====== Listing
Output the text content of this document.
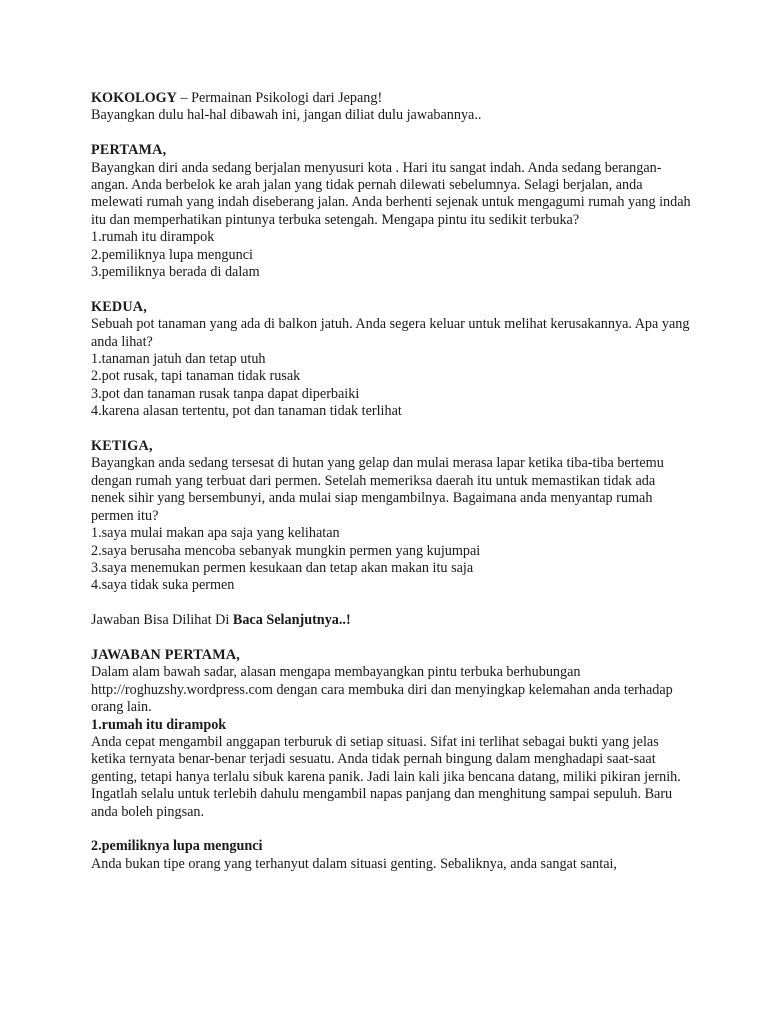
KOKOLOGY – Permainan Psikologi dari Jepang!

Bayangkan dulu hal-hal dibawah ini, jangan diliat dulu jawabannya..

PERTAMA,

Bayangkan diri anda sedang berjalan menyusuri kota . Hari itu sangat indah. Anda sedang berangan-angan. Anda berbelok ke arah jalan yang tidak pernah dilewati sebelumnya. Selagi berjalan, anda melewati rumah yang indah diseberang jalan. Anda berhenti sejenak untuk mengagumi rumah yang indah itu dan memperhatikan pintunya terbuka setengah. Mengapa pintu itu sedikit terbuka?

1.rumah itu dirampok

2.pemiliknya lupa mengunci

3.pemiliknya berada di dalam

KEDUA,

Sebuah pot tanaman yang ada di balkon jatuh. Anda segera keluar untuk melihat kerusakannya. Apa yang anda lihat?

1.tanaman jatuh dan tetap utuh

2.pot rusak, tapi tanaman tidak rusak

3.pot dan tanaman rusak tanpa dapat diperbaiki

4.karena alasan tertentu, pot dan tanaman tidak terlihat

KETIGA,

Bayangkan anda sedang tersesat di hutan yang gelap dan mulai merasa lapar ketika tiba-tiba bertemu dengan rumah yang terbuat dari permen. Setelah memeriksa daerah itu untuk memastikan tidak ada nenek sihir yang bersembunyi, anda mulai siap mengambilnya. Bagaimana anda menyantap rumah permen itu?

1.saya mulai makan apa saja yang kelihatan

2.saya berusaha mencoba sebanyak mungkin permen yang kujumpai

3.saya menemukan permen kesukaan dan tetap akan makan itu saja

4.saya tidak suka permen

Jawaban Bisa Dilihat Di Baca Selanjutnya..!

JAWABAN PERTAMA,

Dalam alam bawah sadar, alasan mengapa membayangkan pintu terbuka berhubungan http://roghuzshy.wordpress.com dengan cara membuka diri dan menyingkap kelemahan anda terhadap orang lain.

1.rumah itu dirampok

Anda cepat mengambil anggapan terburuk di setiap situasi. Sifat ini terlihat sebagai bukti yang jelas ketika ternyata benar-benar terjadi sesuatu. Anda tidak pernah bingung dalam menghadapi saat-saat genting, tetapi hanya terlalu sibuk karena panik. Jadi lain kali jika bencana datang, miliki pikiran jernih. Ingatlah selalu untuk terlebih dahulu mengambil napas panjang dan menghitung sampai sepuluh. Baru anda boleh pingsan.

2.pemiliknya lupa mengunci

Anda bukan tipe orang yang terhanyut dalam situasi genting. Sebaliknya, anda sangat santai,
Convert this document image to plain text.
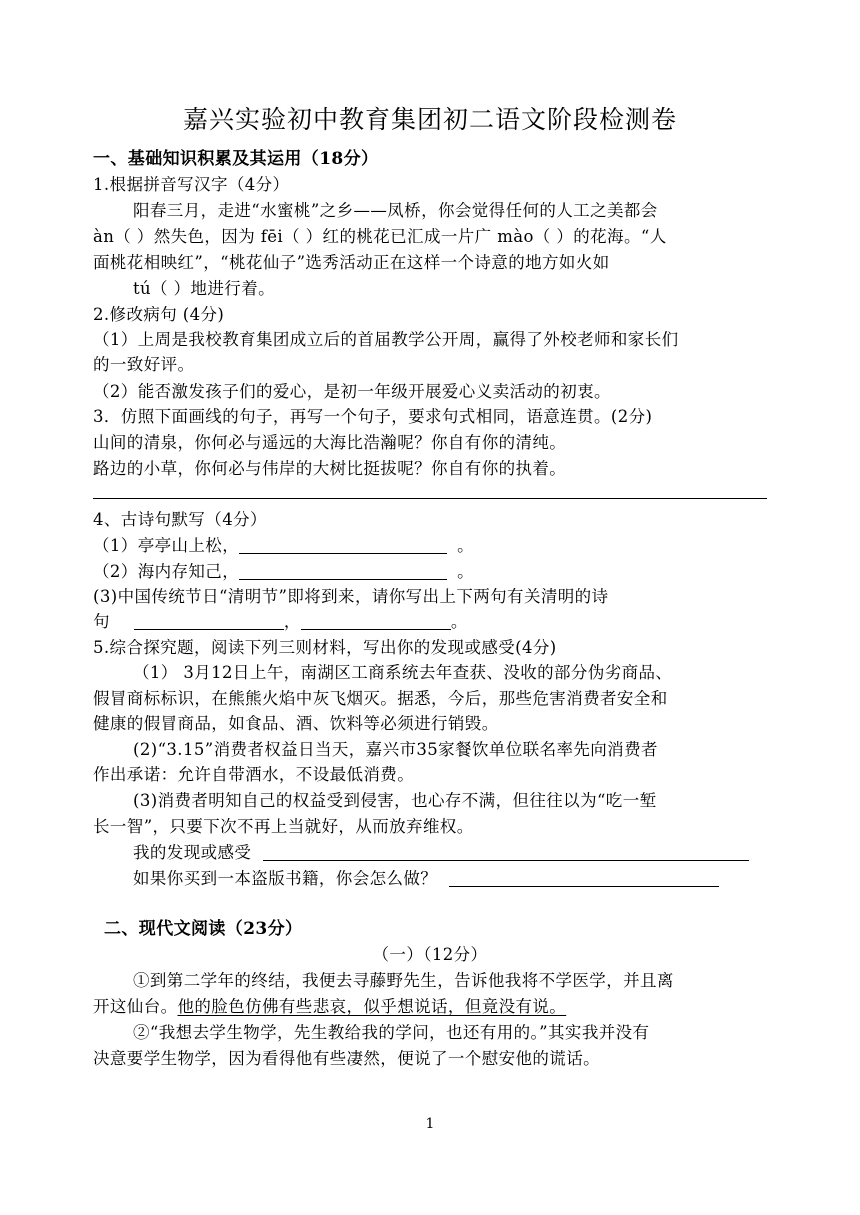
嘉兴实验初中教育集团初二语文阶段检测卷
一、基础知识积累及其运用（18分）
1.根据拼音写汉字（4分）
阳春三月，走进“水蜜桃”之乡——凤桥，你会觉得任何的人工之美都会
àn（ ）然失色，因为 fēi（ ）红的桃花已汇成一片广 mào（ ）的花海。“人
面桃花相映红”，“桃花仙子”选秀活动正在这样一个诗意的地方如火如
tú（ ）地进行着。
2.修改病句 (4分)
（1）上周是我校教育集团成立后的首届教学公开周，赢得了外校老师和家长们
的一致好评。
（2）能否激发孩子们的爱心，是初一年级开展爱心义卖活动的初衷。
3．仿照下面画线的句子，再写一个句子，要求句式相同，语意连贯。(2分)
山间的清泉，你何必与遥远的大海比浩瀚呢？你自有你的清纯。
路边的小草，你何必与伟岸的大树比挺拔呢？你自有你的执着。
4、古诗句默写（4分）
（1）亭亭山上松，	。
（2）海内存知己，	。
(3)中国传统节日“清明节”即将到来，请你写出上下两句有关清明的诗
句	，	。
5.综合探究题，阅读下列三则材料，写出你的发现或感受(4分)
（1） 3月12日上午，南湖区工商系统去年查获、没收的部分伪劣商品、
假冒商标标识，在熊熊火焰中灰飞烟灭。据悉，今后，那些危害消费者安全和
健康的假冒商品，如食品、酒、饮料等必须进行销毁。
(2)“3.15”消费者权益日当天，嘉兴市35家餐饮单位联名率先向消费者
作出承诺：允许自带酒水，不设最低消费。
(3)消费者明知自己的权益受到侵害，也心存不满，但往往以为“吃一堑
长一智”，只要下次不再上当就好，从而放弃维权。
我的发现或感受
如果你买到一本盗版书籍，你会怎么做？
二、现代文阅读（23分）
（一）（12分）
①到第二学年的终结，我便去寻藤野先生，告诉他我将不学医学，并且离
开这仙台。他的脸色仿佛有些悲哀，似乎想说话，但竟没有说。
②“我想去学生物学，先生教给我的学问，也还有用的。”其实我并没有
决意要学生物学，因为看得他有些凄然，便说了一个慰安他的谎话。
1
============
• _What the exercise asks_
Each entry above should be reproduced exactly, with the pictures removed.

• _The completed task_
Output the text content of this document.
KOKOLOGY – Permainan Psikologi dari Jepang!

Bayangkan dulu hal-hal dibawah ini, jangan diliat dulu jawabannya..

PERTAMA,

Bayangkan diri anda sedang berjalan menyusuri kota . Hari itu sangat indah. Anda sedang berangan-angan. Anda berbelok ke arah jalan yang tidak pernah dilewati sebelumnya. Selagi berjalan, anda melewati rumah yang indah diseberang jalan. Anda berhenti sejenak untuk mengagumi rumah yang indah itu dan memperhatikan pintunya terbuka setengah. Mengapa pintu itu sedikit terbuka?

1.rumah itu dirampok

2.pemiliknya lupa mengunci

3.pemiliknya berada di dalam

KEDUA,

Sebuah pot tanaman yang ada di balkon jatuh. Anda segera keluar untuk melihat kerusakannya. Apa yang anda lihat?

1.tanaman jatuh dan tetap utuh

2.pot rusak, tapi tanaman tidak rusak

3.pot dan tanaman rusak tanpa dapat diperbaiki

4.karena alasan tertentu, pot dan tanaman tidak terlihat

KETIGA,

Bayangkan anda sedang tersesat di hutan yang gelap dan mulai merasa lapar ketika tiba-tiba bertemu dengan rumah yang terbuat dari permen. Setelah memeriksa daerah itu untuk memastikan tidak ada nenek sihir yang bersembunyi, anda mulai siap mengambilnya. Bagaimana anda menyantap rumah permen itu?

1.saya mulai makan apa saja yang kelihatan

2.saya berusaha mencoba sebanyak mungkin permen yang kujumpai

3.saya menemukan permen kesukaan dan tetap akan makan itu saja

4.saya tidak suka permen

Jawaban Bisa Dilihat Di Baca Selanjutnya..!

JAWABAN PERTAMA,

Dalam alam bawah sadar, alasan mengapa membayangkan pintu terbuka berhubungan http://roghuzshy.wordpress.com dengan cara membuka diri dan menyingkap kelemahan anda terhadap orang lain.

1.rumah itu dirampok

Anda cepat mengambil anggapan terburuk di setiap situasi. Sifat ini terlihat sebagai bukti yang jelas ketika ternyata benar-benar terjadi sesuatu. Anda tidak pernah bingung dalam menghadapi saat-saat genting, tetapi hanya terlalu sibuk karena panik. Jadi lain kali jika bencana datang, miliki pikiran jernih. Ingatlah selalu untuk terlebih dahulu mengambil napas panjang dan menghitung sampai sepuluh. Baru anda boleh pingsan.

2.pemiliknya lupa mengunci

Anda bukan tipe orang yang terhanyut dalam situasi genting. Sebaliknya, anda sangat santai,
Convert this document image to plain text.
嘉兴实验初中教育集团初二语文阶段检测卷
一、基础知识积累及其运用（18分）
1.根据拼音写汉字（4分）
阳春三月，走进“水蜜桃”之乡——凤桥，你会觉得任何的人工之美都会
àn（ ）然失色，因为 fēi（ ）红的桃花已汇成一片广 mào（ ）的花海。“人
面桃花相映红”，“桃花仙子”选秀活动正在这样一个诗意的地方如火如
tú（ ）地进行着。
2.修改病句 (4分)
（1）上周是我校教育集团成立后的首届教学公开周，赢得了外校老师和家长们
的一致好评。
（2）能否激发孩子们的爱心，是初一年级开展爱心义卖活动的初衷。
3．仿照下面画线的句子，再写一个句子，要求句式相同，语意连贯。(2分)
山间的清泉，你何必与遥远的大海比浩瀚呢？你自有你的清纯。
路边的小草，你何必与伟岸的大树比挺拔呢？你自有你的执着。
4、古诗句默写（4分）
（1）亭亭山上松，	。
（2）海内存知己，	。
(3)中国传统节日“清明节”即将到来，请你写出上下两句有关清明的诗
句	，	。
5.综合探究题，阅读下列三则材料，写出你的发现或感受(4分)
（1） 3月12日上午，南湖区工商系统去年查获、没收的部分伪劣商品、
假冒商标标识，在熊熊火焰中灰飞烟灭。据悉，今后，那些危害消费者安全和
健康的假冒商品，如食品、酒、饮料等必须进行销毁。
(2)“3.15”消费者权益日当天，嘉兴市35家餐饮单位联名率先向消费者
作出承诺：允许自带酒水，不设最低消费。
(3)消费者明知自己的权益受到侵害，也心存不满，但往往以为“吃一堑
长一智”，只要下次不再上当就好，从而放弃维权。
我的发现或感受
如果你买到一本盗版书籍，你会怎么做？
二、现代文阅读（23分）
（一）（12分）
①到第二学年的终结，我便去寻藤野先生，告诉他我将不学医学，并且离
开这仙台。他的脸色仿佛有些悲哀，似乎想说话，但竟没有说。
②“我想去学生物学，先生教给我的学问，也还有用的。”其实我并没有
决意要学生物学，因为看得他有些凄然，便说了一个慰安他的谎话。
1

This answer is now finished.